__Directions__. Tally the lines that contain "JSON" and report the total alone.

__Material supplied__.
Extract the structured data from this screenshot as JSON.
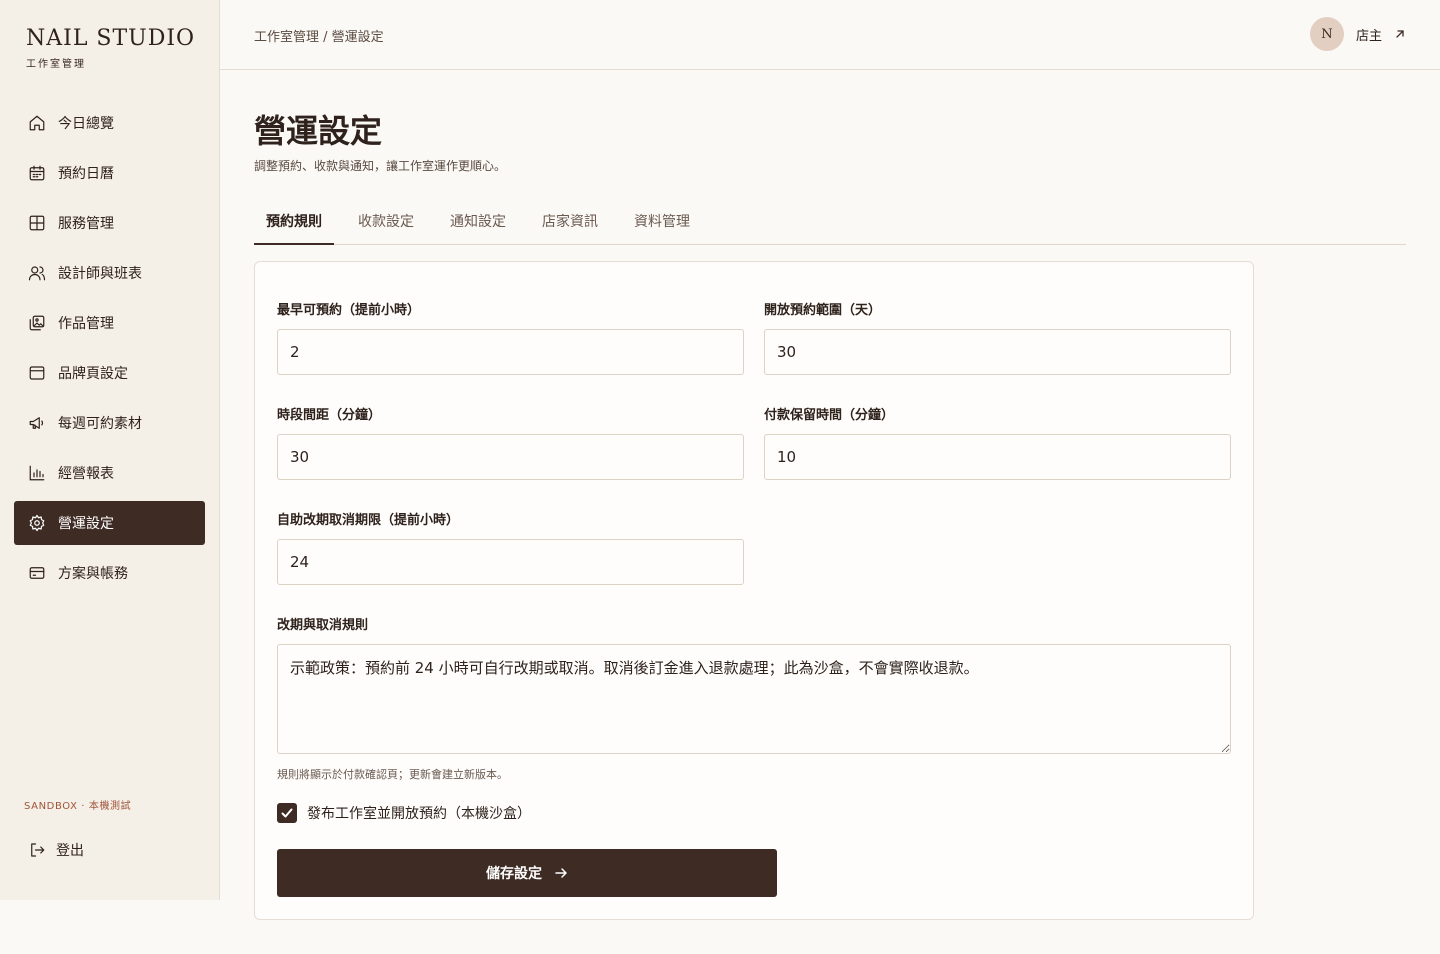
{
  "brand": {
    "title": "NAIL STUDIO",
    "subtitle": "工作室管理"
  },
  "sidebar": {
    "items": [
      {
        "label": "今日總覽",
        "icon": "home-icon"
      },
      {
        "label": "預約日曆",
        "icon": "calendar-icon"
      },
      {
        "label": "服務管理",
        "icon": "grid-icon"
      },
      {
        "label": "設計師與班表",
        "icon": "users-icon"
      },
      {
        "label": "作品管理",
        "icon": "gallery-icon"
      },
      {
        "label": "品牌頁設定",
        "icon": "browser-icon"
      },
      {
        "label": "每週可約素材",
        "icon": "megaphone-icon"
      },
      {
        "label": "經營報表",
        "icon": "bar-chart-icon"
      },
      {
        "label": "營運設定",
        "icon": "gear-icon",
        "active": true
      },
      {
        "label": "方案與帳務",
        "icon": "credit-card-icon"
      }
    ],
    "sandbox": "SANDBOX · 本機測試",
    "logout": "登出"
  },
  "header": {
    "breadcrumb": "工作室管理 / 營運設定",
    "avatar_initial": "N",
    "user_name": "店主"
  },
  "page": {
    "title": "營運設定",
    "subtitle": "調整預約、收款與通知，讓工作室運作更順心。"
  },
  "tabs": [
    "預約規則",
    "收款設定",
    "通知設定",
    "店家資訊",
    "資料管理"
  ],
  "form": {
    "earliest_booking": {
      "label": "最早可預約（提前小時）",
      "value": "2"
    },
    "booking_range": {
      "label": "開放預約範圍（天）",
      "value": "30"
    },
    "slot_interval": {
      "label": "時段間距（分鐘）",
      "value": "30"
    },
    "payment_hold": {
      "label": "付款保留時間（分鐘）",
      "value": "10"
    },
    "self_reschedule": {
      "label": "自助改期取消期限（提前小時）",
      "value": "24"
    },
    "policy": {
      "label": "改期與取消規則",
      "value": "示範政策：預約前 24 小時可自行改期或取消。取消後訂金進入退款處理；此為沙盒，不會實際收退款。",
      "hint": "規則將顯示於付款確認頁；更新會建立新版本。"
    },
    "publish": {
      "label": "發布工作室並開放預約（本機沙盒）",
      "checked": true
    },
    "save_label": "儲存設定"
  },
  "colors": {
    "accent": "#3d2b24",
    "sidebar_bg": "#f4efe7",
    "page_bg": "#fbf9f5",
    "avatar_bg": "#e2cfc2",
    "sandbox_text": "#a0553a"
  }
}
==
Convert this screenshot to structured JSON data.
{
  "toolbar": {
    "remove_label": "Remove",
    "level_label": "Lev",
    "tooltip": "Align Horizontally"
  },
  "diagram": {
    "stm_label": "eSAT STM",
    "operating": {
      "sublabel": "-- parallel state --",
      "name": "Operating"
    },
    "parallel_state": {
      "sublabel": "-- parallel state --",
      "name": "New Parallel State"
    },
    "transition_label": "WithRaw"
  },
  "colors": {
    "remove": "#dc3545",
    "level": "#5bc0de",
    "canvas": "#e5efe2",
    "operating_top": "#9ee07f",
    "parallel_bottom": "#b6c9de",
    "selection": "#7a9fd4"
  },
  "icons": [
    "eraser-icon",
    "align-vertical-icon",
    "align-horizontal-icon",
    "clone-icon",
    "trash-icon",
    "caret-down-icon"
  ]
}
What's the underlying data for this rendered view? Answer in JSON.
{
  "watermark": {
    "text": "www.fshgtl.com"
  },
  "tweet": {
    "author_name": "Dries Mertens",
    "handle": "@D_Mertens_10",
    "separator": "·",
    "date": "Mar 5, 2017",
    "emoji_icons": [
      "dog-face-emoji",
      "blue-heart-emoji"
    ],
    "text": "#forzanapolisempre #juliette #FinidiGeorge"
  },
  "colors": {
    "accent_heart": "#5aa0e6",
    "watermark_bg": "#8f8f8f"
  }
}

__Result of this task__. 3